■ **Request**
Lines containing the string "обращении" are to be counted; report only how many there are.

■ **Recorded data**

** START **

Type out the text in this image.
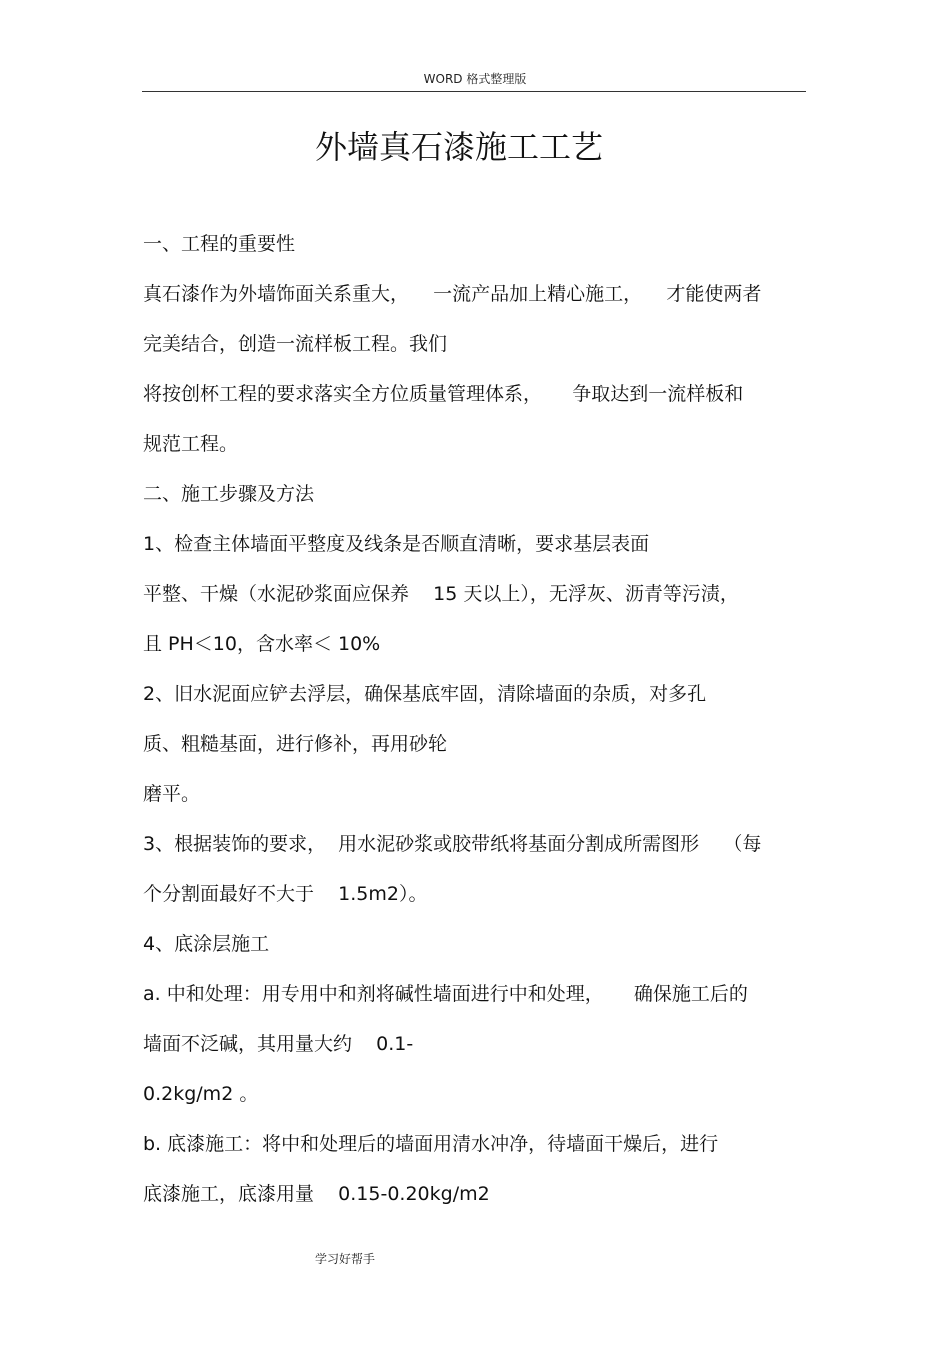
WORD 格式整理版
外墙真石漆施工工艺
一、工程的重要性
真石漆作为外墙饰面关系重大，    一流产品加上精心施工，    才能使两者
完美结合，创造一流样板工程。我们
将按创杯工程的要求落实全方位质量管理体系，     争取达到一流样板和
规范工程。
二、施工步骤及方法
1、检查主体墙面平整度及线条是否顺直清晰，要求基层表面
平整、干燥（水泥砂浆面应保养    15 天以上），无浮灰、沥青等污渍，
且 PH＜10，含水率＜ 10%
2、旧水泥面应铲去浮层，确保基底牢固，清除墙面的杂质，对多孔
质、粗糙基面，进行修补，再用砂轮
磨平。
3、根据装饰的要求，  用水泥砂浆或胶带纸将基面分割成所需图形    （每
个分割面最好不大于    1.5m2）。
4、底涂层施工
a. 中和处理：用专用中和剂将碱性墙面进行中和处理，     确保施工后的
墙面不泛碱，其用量大约    0.1-
0.2kg/m2 。
b. 底漆施工：将中和处理后的墙面用清水冲净，待墙面干燥后，进行
底漆施工，底漆用量    0.15-0.20kg/m2
学习好帮手
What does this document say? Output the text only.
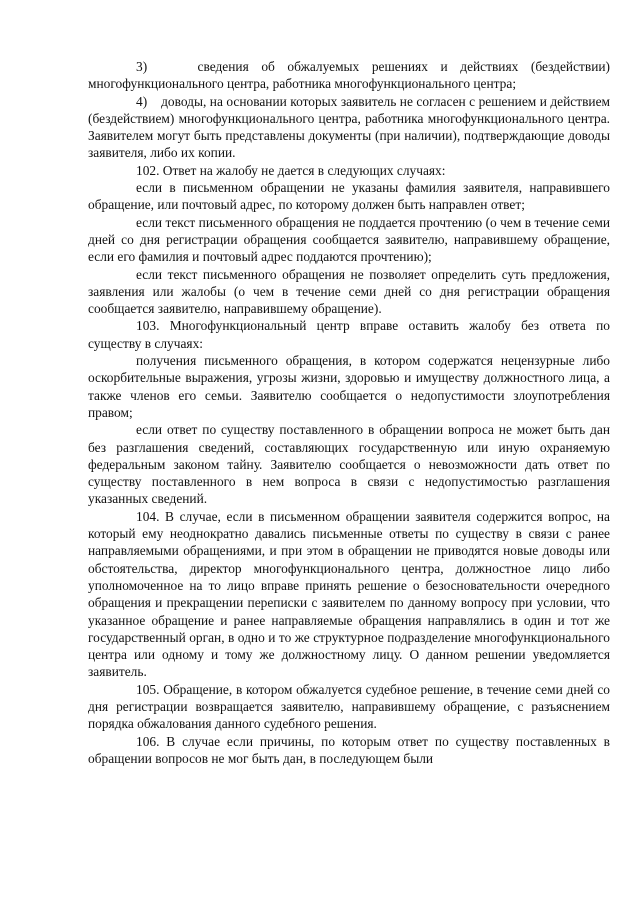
3)    сведения об обжалуемых решениях и действиях (бездействии) многофункционального центра, работника многофункционального центра;

4)    доводы, на основании которых заявитель не согласен с решением и действием (бездействием) многофункционального центра, работника многофункционального центра. Заявителем могут быть представлены документы (при наличии), подтверждающие доводы заявителя, либо их копии.

102. Ответ на жалобу не дается в следующих случаях:

если в письменном обращении не указаны фамилия заявителя, направившего обращение, или почтовый адрес, по которому должен быть направлен ответ;

если текст письменного обращения не поддается прочтению (о чем в течение семи дней со дня регистрации обращения сообщается заявителю, направившему обращение, если его фамилия и почтовый адрес поддаются прочтению);

если текст письменного обращения не позволяет определить суть предложения, заявления или жалобы (о чем в течение семи дней со дня регистрации обращения сообщается заявителю, направившему обращение).

103. Многофункциональный центр вправе оставить жалобу без ответа по существу в случаях:

получения письменного обращения, в котором содержатся нецензурные либо оскорбительные выражения, угрозы жизни, здоровью и имуществу должностного лица, а также членов его семьи. Заявителю сообщается о недопустимости злоупотребления правом;

если ответ по существу поставленного в обращении вопроса не может быть дан без разглашения сведений, составляющих государственную или иную охраняемую федеральным законом тайну. Заявителю сообщается о невозможности дать ответ по существу поставленного в нем вопроса в связи с недопустимостью разглашения указанных сведений.

104. В случае, если в письменном обращении заявителя содержится вопрос, на который ему неоднократно давались письменные ответы по существу в связи с ранее направляемыми обращениями, и при этом в обращении не приводятся новые доводы или обстоятельства, директор многофункционального центра, должностное лицо либо уполномоченное на то лицо вправе принять решение о безосновательности очередного обращения и прекращении переписки с заявителем по данному вопросу при условии, что указанное обращение и ранее направляемые обращения направлялись в один и тот же государственный орган, в одно и то же структурное подразделение многофункционального центра или одному и тому же должностному лицу. О данном решении уведомляется заявитель.

105. Обращение, в котором обжалуется судебное решение, в течение семи дней со дня регистрации возвращается заявителю, направившему обращение, с разъяснением порядка обжалования данного судебного решения.

106. В случае если причины, по которым ответ по существу поставленных в обращении вопросов не мог быть дан, в последующем были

** END **

■ **Final answer**
4